Print every record below exactly as written.

━━━━━ ROWS ━━━━━

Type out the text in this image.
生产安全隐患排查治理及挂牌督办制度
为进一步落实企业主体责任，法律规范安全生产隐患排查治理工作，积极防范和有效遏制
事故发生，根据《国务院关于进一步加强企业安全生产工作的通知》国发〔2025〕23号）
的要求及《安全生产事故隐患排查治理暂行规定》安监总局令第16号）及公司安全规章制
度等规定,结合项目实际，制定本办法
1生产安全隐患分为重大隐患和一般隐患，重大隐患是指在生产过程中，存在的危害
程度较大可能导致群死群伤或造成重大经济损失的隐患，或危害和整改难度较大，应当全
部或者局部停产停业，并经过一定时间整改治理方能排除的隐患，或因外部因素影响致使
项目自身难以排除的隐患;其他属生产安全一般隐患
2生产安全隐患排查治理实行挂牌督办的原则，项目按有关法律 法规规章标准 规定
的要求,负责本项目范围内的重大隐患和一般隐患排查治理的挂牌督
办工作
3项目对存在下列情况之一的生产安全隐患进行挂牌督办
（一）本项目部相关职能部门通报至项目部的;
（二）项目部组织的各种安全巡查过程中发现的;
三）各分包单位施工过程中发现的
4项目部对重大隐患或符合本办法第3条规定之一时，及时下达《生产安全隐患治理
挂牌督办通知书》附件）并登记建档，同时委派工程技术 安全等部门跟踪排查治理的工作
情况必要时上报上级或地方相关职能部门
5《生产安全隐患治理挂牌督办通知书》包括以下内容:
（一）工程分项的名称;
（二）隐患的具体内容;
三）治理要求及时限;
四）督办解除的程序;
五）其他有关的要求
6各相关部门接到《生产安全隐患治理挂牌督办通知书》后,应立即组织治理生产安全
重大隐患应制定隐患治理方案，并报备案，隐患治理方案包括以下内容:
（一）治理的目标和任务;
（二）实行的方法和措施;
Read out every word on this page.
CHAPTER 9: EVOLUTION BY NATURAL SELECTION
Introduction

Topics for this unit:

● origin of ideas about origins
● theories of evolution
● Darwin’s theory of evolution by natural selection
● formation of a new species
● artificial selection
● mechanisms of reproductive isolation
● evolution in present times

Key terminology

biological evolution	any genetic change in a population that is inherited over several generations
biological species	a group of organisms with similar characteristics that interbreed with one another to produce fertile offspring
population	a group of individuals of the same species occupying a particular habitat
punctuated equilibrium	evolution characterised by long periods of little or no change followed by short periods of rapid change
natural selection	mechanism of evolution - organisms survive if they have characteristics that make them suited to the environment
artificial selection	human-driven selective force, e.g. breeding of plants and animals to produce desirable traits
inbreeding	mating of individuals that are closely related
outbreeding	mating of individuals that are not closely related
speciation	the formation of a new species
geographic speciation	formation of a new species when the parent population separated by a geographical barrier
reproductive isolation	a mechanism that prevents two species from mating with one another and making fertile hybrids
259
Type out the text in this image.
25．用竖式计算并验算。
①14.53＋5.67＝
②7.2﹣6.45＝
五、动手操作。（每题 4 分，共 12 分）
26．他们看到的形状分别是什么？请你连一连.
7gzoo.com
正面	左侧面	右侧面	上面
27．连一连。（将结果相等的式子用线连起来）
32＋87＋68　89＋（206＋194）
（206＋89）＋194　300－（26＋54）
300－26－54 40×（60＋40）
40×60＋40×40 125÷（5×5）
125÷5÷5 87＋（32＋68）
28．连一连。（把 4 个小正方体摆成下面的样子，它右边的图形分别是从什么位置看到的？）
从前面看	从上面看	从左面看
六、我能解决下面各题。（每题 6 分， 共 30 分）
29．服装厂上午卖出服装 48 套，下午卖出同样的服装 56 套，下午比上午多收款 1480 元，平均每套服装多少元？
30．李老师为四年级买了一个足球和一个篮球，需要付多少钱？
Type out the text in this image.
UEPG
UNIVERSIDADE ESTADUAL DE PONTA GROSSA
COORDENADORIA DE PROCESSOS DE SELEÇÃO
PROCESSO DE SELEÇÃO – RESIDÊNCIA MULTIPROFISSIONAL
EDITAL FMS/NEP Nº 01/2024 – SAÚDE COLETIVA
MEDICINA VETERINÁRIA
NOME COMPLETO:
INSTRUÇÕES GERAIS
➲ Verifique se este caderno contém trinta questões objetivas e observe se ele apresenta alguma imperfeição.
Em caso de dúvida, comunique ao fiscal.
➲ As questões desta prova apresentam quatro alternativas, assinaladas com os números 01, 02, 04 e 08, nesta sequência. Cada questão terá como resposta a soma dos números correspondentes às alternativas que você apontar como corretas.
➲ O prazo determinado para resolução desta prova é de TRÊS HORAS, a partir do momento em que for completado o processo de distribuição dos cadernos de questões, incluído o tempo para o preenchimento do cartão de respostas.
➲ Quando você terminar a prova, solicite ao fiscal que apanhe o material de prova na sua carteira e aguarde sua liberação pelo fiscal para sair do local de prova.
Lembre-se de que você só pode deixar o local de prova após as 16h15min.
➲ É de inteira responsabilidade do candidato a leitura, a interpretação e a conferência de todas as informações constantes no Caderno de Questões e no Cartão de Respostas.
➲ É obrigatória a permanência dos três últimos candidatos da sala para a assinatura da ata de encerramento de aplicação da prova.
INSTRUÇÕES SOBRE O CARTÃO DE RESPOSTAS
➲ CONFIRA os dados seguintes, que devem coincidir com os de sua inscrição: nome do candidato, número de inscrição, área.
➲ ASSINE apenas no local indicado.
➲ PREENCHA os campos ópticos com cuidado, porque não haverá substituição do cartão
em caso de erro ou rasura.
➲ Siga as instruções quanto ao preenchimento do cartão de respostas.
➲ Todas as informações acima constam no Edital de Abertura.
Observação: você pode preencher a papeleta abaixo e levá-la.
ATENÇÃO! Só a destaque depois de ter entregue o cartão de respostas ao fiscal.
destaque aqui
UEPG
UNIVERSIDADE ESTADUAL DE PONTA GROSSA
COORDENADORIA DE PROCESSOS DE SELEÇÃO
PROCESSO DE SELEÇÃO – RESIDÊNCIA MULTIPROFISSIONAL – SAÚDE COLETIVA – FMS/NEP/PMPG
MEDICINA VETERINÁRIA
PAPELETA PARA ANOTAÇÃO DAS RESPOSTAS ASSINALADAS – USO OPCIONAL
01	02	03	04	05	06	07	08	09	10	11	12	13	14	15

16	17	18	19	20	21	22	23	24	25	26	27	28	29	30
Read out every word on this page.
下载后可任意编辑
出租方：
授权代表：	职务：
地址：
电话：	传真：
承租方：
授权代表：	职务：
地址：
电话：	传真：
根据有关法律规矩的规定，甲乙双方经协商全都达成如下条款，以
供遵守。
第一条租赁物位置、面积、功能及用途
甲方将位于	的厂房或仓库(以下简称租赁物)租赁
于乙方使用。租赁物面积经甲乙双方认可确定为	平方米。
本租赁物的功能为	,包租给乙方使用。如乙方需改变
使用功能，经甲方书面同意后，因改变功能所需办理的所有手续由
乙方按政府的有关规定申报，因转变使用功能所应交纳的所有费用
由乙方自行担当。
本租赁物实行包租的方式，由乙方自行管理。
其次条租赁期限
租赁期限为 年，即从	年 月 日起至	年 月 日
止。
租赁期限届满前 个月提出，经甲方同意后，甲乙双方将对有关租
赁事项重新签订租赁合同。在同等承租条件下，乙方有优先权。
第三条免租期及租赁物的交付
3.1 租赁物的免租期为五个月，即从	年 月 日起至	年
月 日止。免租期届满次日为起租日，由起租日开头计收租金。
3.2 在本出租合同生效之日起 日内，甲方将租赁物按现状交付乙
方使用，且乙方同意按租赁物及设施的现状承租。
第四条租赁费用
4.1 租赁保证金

━━━━━

SOLUTION TO THIS PROBLEM:
Type out the text in this image.
生产安全隐患排查治理及挂牌督办制度
为进一步落实企业主体责任，法律规范安全生产隐患排查治理工作，积极防范和有效遏制
事故发生，根据《国务院关于进一步加强企业安全生产工作的通知》国发〔2025〕23号）
的要求及《安全生产事故隐患排查治理暂行规定》安监总局令第16号）及公司安全规章制
度等规定,结合项目实际，制定本办法
1生产安全隐患分为重大隐患和一般隐患，重大隐患是指在生产过程中，存在的危害
程度较大可能导致群死群伤或造成重大经济损失的隐患，或危害和整改难度较大，应当全
部或者局部停产停业，并经过一定时间整改治理方能排除的隐患，或因外部因素影响致使
项目自身难以排除的隐患;其他属生产安全一般隐患
2生产安全隐患排查治理实行挂牌督办的原则，项目按有关法律 法规规章标准 规定
的要求,负责本项目范围内的重大隐患和一般隐患排查治理的挂牌督
办工作
3项目对存在下列情况之一的生产安全隐患进行挂牌督办
（一）本项目部相关职能部门通报至项目部的;
（二）项目部组织的各种安全巡查过程中发现的;
三）各分包单位施工过程中发现的
4项目部对重大隐患或符合本办法第3条规定之一时，及时下达《生产安全隐患治理
挂牌督办通知书》附件）并登记建档，同时委派工程技术 安全等部门跟踪排查治理的工作
情况必要时上报上级或地方相关职能部门
5《生产安全隐患治理挂牌督办通知书》包括以下内容:
（一）工程分项的名称;
（二）隐患的具体内容;
三）治理要求及时限;
四）督办解除的程序;
五）其他有关的要求
6各相关部门接到《生产安全隐患治理挂牌督办通知书》后,应立即组织治理生产安全
重大隐患应制定隐患治理方案，并报备案，隐患治理方案包括以下内容:
（一）治理的目标和任务;
（二）实行的方法和措施;
Read out every word on this page.
CHAPTER 9: EVOLUTION BY NATURAL SELECTION
Introduction

Topics for this unit:

● origin of ideas about origins
● theories of evolution
● Darwin’s theory of evolution by natural selection
● formation of a new species
● artificial selection
● mechanisms of reproductive isolation
● evolution in present times

Key terminology

biological evolution	any genetic change in a population that is inherited over several generations
biological species	a group of organisms with similar characteristics that interbreed with one another to produce fertile offspring
population	a group of individuals of the same species occupying a particular habitat
punctuated equilibrium	evolution characterised by long periods of little or no change followed by short periods of rapid change
natural selection	mechanism of evolution - organisms survive if they have characteristics that make them suited to the environment
artificial selection	human-driven selective force, e.g. breeding of plants and animals to produce desirable traits
inbreeding	mating of individuals that are closely related
outbreeding	mating of individuals that are not closely related
speciation	the formation of a new species
geographic speciation	formation of a new species when the parent population separated by a geographical barrier
reproductive isolation	a mechanism that prevents two species from mating with one another and making fertile hybrids
259
Type out the text in this image.
25．用竖式计算并验算。
①14.53＋5.67＝
②7.2﹣6.45＝
五、动手操作。（每题 4 分，共 12 分）
26．他们看到的形状分别是什么？请你连一连.
7gzoo.com
正面	左侧面	右侧面	上面
27．连一连。（将结果相等的式子用线连起来）
32＋87＋68　89＋（206＋194）
（206＋89）＋194　300－（26＋54）
300－26－54 40×（60＋40）
40×60＋40×40 125÷（5×5）
125÷5÷5 87＋（32＋68）
28．连一连。（把 4 个小正方体摆成下面的样子，它右边的图形分别是从什么位置看到的？）
从前面看	从上面看	从左面看
六、我能解决下面各题。（每题 6 分， 共 30 分）
29．服装厂上午卖出服装 48 套，下午卖出同样的服装 56 套，下午比上午多收款 1480 元，平均每套服装多少元？
30．李老师为四年级买了一个足球和一个篮球，需要付多少钱？
Type out the text in this image.
UEPG
UNIVERSIDADE ESTADUAL DE PONTA GROSSA
COORDENADORIA DE PROCESSOS DE SELEÇÃO
PROCESSO DE SELEÇÃO – RESIDÊNCIA MULTIPROFISSIONAL
EDITAL FMS/NEP Nº 01/2024 – SAÚDE COLETIVA
MEDICINA VETERINÁRIA
NOME COMPLETO:
INSTRUÇÕES GERAIS
➲ Verifique se este caderno contém trinta questões objetivas e observe se ele apresenta alguma imperfeição.
Em caso de dúvida, comunique ao fiscal.
➲ As questões desta prova apresentam quatro alternativas, assinaladas com os números 01, 02, 04 e 08, nesta sequência. Cada questão terá como resposta a soma dos números correspondentes às alternativas que você apontar como corretas.
➲ O prazo determinado para resolução desta prova é de TRÊS HORAS, a partir do momento em que for completado o processo de distribuição dos cadernos de questões, incluído o tempo para o preenchimento do cartão de respostas.
➲ Quando você terminar a prova, solicite ao fiscal que apanhe o material de prova na sua carteira e aguarde sua liberação pelo fiscal para sair do local de prova.
Lembre-se de que você só pode deixar o local de prova após as 16h15min.
➲ É de inteira responsabilidade do candidato a leitura, a interpretação e a conferência de todas as informações constantes no Caderno de Questões e no Cartão de Respostas.
➲ É obrigatória a permanência dos três últimos candidatos da sala para a assinatura da ata de encerramento de aplicação da prova.
INSTRUÇÕES SOBRE O CARTÃO DE RESPOSTAS
➲ CONFIRA os dados seguintes, que devem coincidir com os de sua inscrição: nome do candidato, número de inscrição, área.
➲ ASSINE apenas no local indicado.
➲ PREENCHA os campos ópticos com cuidado, porque não haverá substituição do cartão
em caso de erro ou rasura.
➲ Siga as instruções quanto ao preenchimento do cartão de respostas.
➲ Todas as informações acima constam no Edital de Abertura.
Observação: você pode preencher a papeleta abaixo e levá-la.
ATENÇÃO! Só a destaque depois de ter entregue o cartão de respostas ao fiscal.
destaque aqui
UEPG
UNIVERSIDADE ESTADUAL DE PONTA GROSSA
COORDENADORIA DE PROCESSOS DE SELEÇÃO
PROCESSO DE SELEÇÃO – RESIDÊNCIA MULTIPROFISSIONAL – SAÚDE COLETIVA – FMS/NEP/PMPG
MEDICINA VETERINÁRIA
PAPELETA PARA ANOTAÇÃO DAS RESPOSTAS ASSINALADAS – USO OPCIONAL
01	02	03	04	05	06	07	08	09	10	11	12	13	14	15

16	17	18	19	20	21	22	23	24	25	26	27	28	29	30
Read out every word on this page.
下载后可任意编辑
出租方：
授权代表：	职务：
地址：
电话：	传真：
承租方：
授权代表：	职务：
地址：
电话：	传真：
根据有关法律规矩的规定，甲乙双方经协商全都达成如下条款，以
供遵守。
第一条租赁物位置、面积、功能及用途
甲方将位于	的厂房或仓库(以下简称租赁物)租赁
于乙方使用。租赁物面积经甲乙双方认可确定为	平方米。
本租赁物的功能为	,包租给乙方使用。如乙方需改变
使用功能，经甲方书面同意后，因改变功能所需办理的所有手续由
乙方按政府的有关规定申报，因转变使用功能所应交纳的所有费用
由乙方自行担当。
本租赁物实行包租的方式，由乙方自行管理。
其次条租赁期限
租赁期限为 年，即从	年 月 日起至	年 月 日
止。
租赁期限届满前 个月提出，经甲方同意后，甲乙双方将对有关租
赁事项重新签订租赁合同。在同等承租条件下，乙方有优先权。
第三条免租期及租赁物的交付
3.1 租赁物的免租期为五个月，即从	年 月 日起至	年
月 日止。免租期届满次日为起租日，由起租日开头计收租金。
3.2 在本出租合同生效之日起 日内，甲方将租赁物按现状交付乙
方使用，且乙方同意按租赁物及设施的现状承租。
第四条租赁费用
4.1 租赁保证金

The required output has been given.